(Element and region data)
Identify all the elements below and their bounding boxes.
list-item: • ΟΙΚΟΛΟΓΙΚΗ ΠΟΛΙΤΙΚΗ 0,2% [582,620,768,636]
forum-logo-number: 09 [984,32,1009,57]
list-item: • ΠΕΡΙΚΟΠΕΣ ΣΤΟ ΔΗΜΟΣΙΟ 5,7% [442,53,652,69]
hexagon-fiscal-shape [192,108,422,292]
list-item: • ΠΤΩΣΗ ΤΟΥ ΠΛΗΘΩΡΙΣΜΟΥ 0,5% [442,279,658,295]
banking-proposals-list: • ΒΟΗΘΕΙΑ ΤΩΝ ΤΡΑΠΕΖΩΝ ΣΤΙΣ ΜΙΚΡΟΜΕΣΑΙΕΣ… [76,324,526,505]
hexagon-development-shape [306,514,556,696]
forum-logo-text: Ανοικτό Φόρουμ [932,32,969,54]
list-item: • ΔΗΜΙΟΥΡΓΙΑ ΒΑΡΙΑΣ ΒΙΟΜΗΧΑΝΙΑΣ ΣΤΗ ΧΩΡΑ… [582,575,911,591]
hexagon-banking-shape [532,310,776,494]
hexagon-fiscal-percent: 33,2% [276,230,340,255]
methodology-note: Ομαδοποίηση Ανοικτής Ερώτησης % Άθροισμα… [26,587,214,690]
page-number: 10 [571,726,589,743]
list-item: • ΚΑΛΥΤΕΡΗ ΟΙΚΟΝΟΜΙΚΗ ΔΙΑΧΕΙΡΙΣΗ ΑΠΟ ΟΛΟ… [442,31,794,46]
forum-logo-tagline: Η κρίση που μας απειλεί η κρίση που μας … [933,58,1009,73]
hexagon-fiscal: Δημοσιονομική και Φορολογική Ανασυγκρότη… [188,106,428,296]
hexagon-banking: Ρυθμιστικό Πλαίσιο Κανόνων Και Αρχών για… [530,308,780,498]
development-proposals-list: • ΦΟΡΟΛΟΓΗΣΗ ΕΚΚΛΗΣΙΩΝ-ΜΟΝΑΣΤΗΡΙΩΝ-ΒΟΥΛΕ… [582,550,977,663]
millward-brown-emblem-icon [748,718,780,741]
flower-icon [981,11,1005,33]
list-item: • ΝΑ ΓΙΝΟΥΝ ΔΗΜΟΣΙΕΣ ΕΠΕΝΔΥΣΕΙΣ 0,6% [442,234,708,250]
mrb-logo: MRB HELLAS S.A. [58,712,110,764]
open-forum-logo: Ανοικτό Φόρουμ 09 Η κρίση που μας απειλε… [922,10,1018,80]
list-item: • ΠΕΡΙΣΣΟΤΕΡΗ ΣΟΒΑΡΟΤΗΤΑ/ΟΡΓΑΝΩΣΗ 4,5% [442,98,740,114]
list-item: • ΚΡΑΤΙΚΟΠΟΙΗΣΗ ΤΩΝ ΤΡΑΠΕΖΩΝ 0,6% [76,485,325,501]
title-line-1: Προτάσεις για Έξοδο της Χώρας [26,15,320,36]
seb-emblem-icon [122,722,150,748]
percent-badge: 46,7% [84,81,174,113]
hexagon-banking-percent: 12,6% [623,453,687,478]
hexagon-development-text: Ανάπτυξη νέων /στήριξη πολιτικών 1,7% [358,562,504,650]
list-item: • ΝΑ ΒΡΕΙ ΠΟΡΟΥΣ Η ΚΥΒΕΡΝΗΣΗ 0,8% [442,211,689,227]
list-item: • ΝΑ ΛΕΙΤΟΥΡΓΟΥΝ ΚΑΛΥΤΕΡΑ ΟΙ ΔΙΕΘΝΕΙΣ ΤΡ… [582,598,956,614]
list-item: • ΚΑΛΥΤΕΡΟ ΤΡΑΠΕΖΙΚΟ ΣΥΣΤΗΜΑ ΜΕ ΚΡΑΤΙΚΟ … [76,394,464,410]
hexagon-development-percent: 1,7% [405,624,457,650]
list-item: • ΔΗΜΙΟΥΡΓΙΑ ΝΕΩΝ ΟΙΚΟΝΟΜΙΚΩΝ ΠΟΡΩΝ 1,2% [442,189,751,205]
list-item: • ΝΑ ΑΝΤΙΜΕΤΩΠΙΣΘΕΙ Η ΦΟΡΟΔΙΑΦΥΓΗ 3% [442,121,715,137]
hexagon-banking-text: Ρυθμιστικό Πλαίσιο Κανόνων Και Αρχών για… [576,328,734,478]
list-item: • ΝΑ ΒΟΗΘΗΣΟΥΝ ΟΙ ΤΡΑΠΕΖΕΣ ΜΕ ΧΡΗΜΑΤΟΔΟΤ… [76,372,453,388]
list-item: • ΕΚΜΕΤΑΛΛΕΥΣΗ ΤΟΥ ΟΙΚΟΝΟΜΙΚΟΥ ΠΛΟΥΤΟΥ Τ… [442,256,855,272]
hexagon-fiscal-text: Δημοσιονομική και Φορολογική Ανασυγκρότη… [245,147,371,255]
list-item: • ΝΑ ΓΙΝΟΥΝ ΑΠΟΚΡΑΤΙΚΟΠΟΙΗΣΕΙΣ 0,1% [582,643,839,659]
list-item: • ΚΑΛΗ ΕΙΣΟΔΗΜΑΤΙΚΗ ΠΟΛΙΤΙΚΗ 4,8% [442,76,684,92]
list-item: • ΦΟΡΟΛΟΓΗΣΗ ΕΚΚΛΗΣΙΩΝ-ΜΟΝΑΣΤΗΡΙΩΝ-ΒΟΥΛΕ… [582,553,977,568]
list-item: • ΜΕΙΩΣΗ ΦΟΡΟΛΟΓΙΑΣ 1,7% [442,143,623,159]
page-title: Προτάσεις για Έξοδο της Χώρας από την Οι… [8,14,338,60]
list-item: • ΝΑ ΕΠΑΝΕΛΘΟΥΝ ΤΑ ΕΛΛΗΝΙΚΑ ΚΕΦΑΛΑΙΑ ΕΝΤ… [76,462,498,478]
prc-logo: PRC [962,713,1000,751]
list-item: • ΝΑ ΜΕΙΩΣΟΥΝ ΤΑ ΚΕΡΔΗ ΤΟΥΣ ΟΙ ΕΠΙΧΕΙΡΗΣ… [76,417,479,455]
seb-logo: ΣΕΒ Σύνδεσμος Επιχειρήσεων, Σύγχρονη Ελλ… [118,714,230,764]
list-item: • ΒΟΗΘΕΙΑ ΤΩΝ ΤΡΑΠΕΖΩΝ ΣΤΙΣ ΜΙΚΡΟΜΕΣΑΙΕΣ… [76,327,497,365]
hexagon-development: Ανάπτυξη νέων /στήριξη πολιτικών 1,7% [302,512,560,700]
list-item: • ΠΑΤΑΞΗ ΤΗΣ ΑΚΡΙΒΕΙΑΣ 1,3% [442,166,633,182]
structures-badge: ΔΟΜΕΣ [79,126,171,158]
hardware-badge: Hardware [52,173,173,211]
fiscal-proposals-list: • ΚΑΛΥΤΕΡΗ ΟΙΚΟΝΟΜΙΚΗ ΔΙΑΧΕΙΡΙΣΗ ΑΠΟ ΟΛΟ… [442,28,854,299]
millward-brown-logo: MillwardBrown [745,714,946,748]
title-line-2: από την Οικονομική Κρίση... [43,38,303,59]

### Short exercise
Reproduce every one of the lines above verbatim, with no change to their order or wording.

### Written solution
Identify all the elements below and their bounding boxes.
list-item: • ΟΙΚΟΛΟΓΙΚΗ ΠΟΛΙΤΙΚΗ 0,2% [582,620,768,636]
forum-logo-number: 09 [984,32,1009,57]
list-item: • ΠΕΡΙΚΟΠΕΣ ΣΤΟ ΔΗΜΟΣΙΟ 5,7% [442,53,652,69]
hexagon-fiscal-shape [192,108,422,292]
list-item: • ΠΤΩΣΗ ΤΟΥ ΠΛΗΘΩΡΙΣΜΟΥ 0,5% [442,279,658,295]
banking-proposals-list: • ΒΟΗΘΕΙΑ ΤΩΝ ΤΡΑΠΕΖΩΝ ΣΤΙΣ ΜΙΚΡΟΜΕΣΑΙΕΣ… [76,324,526,505]
hexagon-development-shape [306,514,556,696]
forum-logo-text: Ανοικτό Φόρουμ [932,32,969,54]
list-item: • ΔΗΜΙΟΥΡΓΙΑ ΒΑΡΙΑΣ ΒΙΟΜΗΧΑΝΙΑΣ ΣΤΗ ΧΩΡΑ… [582,575,911,591]
hexagon-banking-shape [532,310,776,494]
hexagon-fiscal-percent: 33,2% [276,230,340,255]
methodology-note: Ομαδοποίηση Ανοικτής Ερώτησης % Άθροισμα… [26,587,214,690]
page-number: 10 [571,726,589,743]
list-item: • ΚΑΛΥΤΕΡΗ ΟΙΚΟΝΟΜΙΚΗ ΔΙΑΧΕΙΡΙΣΗ ΑΠΟ ΟΛΟ… [442,31,794,46]
forum-logo-tagline: Η κρίση που μας απειλεί η κρίση που μας … [933,58,1009,73]
hexagon-fiscal: Δημοσιονομική και Φορολογική Ανασυγκρότη… [188,106,428,296]
hexagon-banking: Ρυθμιστικό Πλαίσιο Κανόνων Και Αρχών για… [530,308,780,498]
development-proposals-list: • ΦΟΡΟΛΟΓΗΣΗ ΕΚΚΛΗΣΙΩΝ-ΜΟΝΑΣΤΗΡΙΩΝ-ΒΟΥΛΕ… [582,550,977,663]
millward-brown-emblem-icon [748,718,780,741]
flower-icon [981,11,1005,33]
list-item: • ΝΑ ΓΙΝΟΥΝ ΔΗΜΟΣΙΕΣ ΕΠΕΝΔΥΣΕΙΣ 0,6% [442,234,708,250]
mrb-logo: MRB HELLAS S.A. [58,712,110,764]
open-forum-logo: Ανοικτό Φόρουμ 09 Η κρίση που μας απειλε… [922,10,1018,80]
list-item: • ΠΕΡΙΣΣΟΤΕΡΗ ΣΟΒΑΡΟΤΗΤΑ/ΟΡΓΑΝΩΣΗ 4,5% [442,98,740,114]
list-item: • ΚΡΑΤΙΚΟΠΟΙΗΣΗ ΤΩΝ ΤΡΑΠΕΖΩΝ 0,6% [76,485,325,501]
title-line-1: Προτάσεις για Έξοδο της Χώρας [26,15,320,36]
seb-emblem-icon [122,722,150,748]
percent-badge: 46,7% [84,81,174,113]
hexagon-banking-percent: 12,6% [623,453,687,478]
hexagon-development-text: Ανάπτυξη νέων /στήριξη πολιτικών 1,7% [358,562,504,650]
list-item: • ΝΑ ΒΡΕΙ ΠΟΡΟΥΣ Η ΚΥΒΕΡΝΗΣΗ 0,8% [442,211,689,227]
list-item: • ΝΑ ΛΕΙΤΟΥΡΓΟΥΝ ΚΑΛΥΤΕΡΑ ΟΙ ΔΙΕΘΝΕΙΣ ΤΡ… [582,598,956,614]
list-item: • ΚΑΛΥΤΕΡΟ ΤΡΑΠΕΖΙΚΟ ΣΥΣΤΗΜΑ ΜΕ ΚΡΑΤΙΚΟ … [76,394,464,410]
hexagon-development-percent: 1,7% [405,624,457,650]
list-item: • ΔΗΜΙΟΥΡΓΙΑ ΝΕΩΝ ΟΙΚΟΝΟΜΙΚΩΝ ΠΟΡΩΝ 1,2% [442,189,751,205]
list-item: • ΝΑ ΑΝΤΙΜΕΤΩΠΙΣΘΕΙ Η ΦΟΡΟΔΙΑΦΥΓΗ 3% [442,121,715,137]
hexagon-banking-text: Ρυθμιστικό Πλαίσιο Κανόνων Και Αρχών για… [576,328,734,478]
list-item: • ΝΑ ΒΟΗΘΗΣΟΥΝ ΟΙ ΤΡΑΠΕΖΕΣ ΜΕ ΧΡΗΜΑΤΟΔΟΤ… [76,372,453,388]
list-item: • ΕΚΜΕΤΑΛΛΕΥΣΗ ΤΟΥ ΟΙΚΟΝΟΜΙΚΟΥ ΠΛΟΥΤΟΥ Τ… [442,256,855,272]
hexagon-fiscal-text: Δημοσιονομική και Φορολογική Ανασυγκρότη… [245,147,371,255]
list-item: • ΝΑ ΓΙΝΟΥΝ ΑΠΟΚΡΑΤΙΚΟΠΟΙΗΣΕΙΣ 0,1% [582,643,839,659]
list-item: • ΚΑΛΗ ΕΙΣΟΔΗΜΑΤΙΚΗ ΠΟΛΙΤΙΚΗ 4,8% [442,76,684,92]
list-item: • ΦΟΡΟΛΟΓΗΣΗ ΕΚΚΛΗΣΙΩΝ-ΜΟΝΑΣΤΗΡΙΩΝ-ΒΟΥΛΕ… [582,553,977,568]
list-item: • ΜΕΙΩΣΗ ΦΟΡΟΛΟΓΙΑΣ 1,7% [442,143,623,159]
page-title: Προτάσεις για Έξοδο της Χώρας από την Οι… [8,14,338,60]
list-item: • ΝΑ ΕΠΑΝΕΛΘΟΥΝ ΤΑ ΕΛΛΗΝΙΚΑ ΚΕΦΑΛΑΙΑ ΕΝΤ… [76,462,498,478]
prc-logo: PRC [962,713,1000,751]
list-item: • ΝΑ ΜΕΙΩΣΟΥΝ ΤΑ ΚΕΡΔΗ ΤΟΥΣ ΟΙ ΕΠΙΧΕΙΡΗΣ… [76,417,479,455]
seb-logo: ΣΕΒ Σύνδεσμος Επιχειρήσεων, Σύγχρονη Ελλ… [118,714,230,764]
list-item: • ΒΟΗΘΕΙΑ ΤΩΝ ΤΡΑΠΕΖΩΝ ΣΤΙΣ ΜΙΚΡΟΜΕΣΑΙΕΣ… [76,327,497,365]
hexagon-development: Ανάπτυξη νέων /στήριξη πολιτικών 1,7% [302,512,560,700]
list-item: • ΠΑΤΑΞΗ ΤΗΣ ΑΚΡΙΒΕΙΑΣ 1,3% [442,166,633,182]
structures-badge: ΔΟΜΕΣ [79,126,171,158]
hardware-badge: Hardware [52,173,173,211]
fiscal-proposals-list: • ΚΑΛΥΤΕΡΗ ΟΙΚΟΝΟΜΙΚΗ ΔΙΑΧΕΙΡΙΣΗ ΑΠΟ ΟΛΟ… [442,28,854,299]
millward-brown-logo: MillwardBrown [745,714,946,748]
title-line-2: από την Οικονομική Κρίση... [43,38,303,59]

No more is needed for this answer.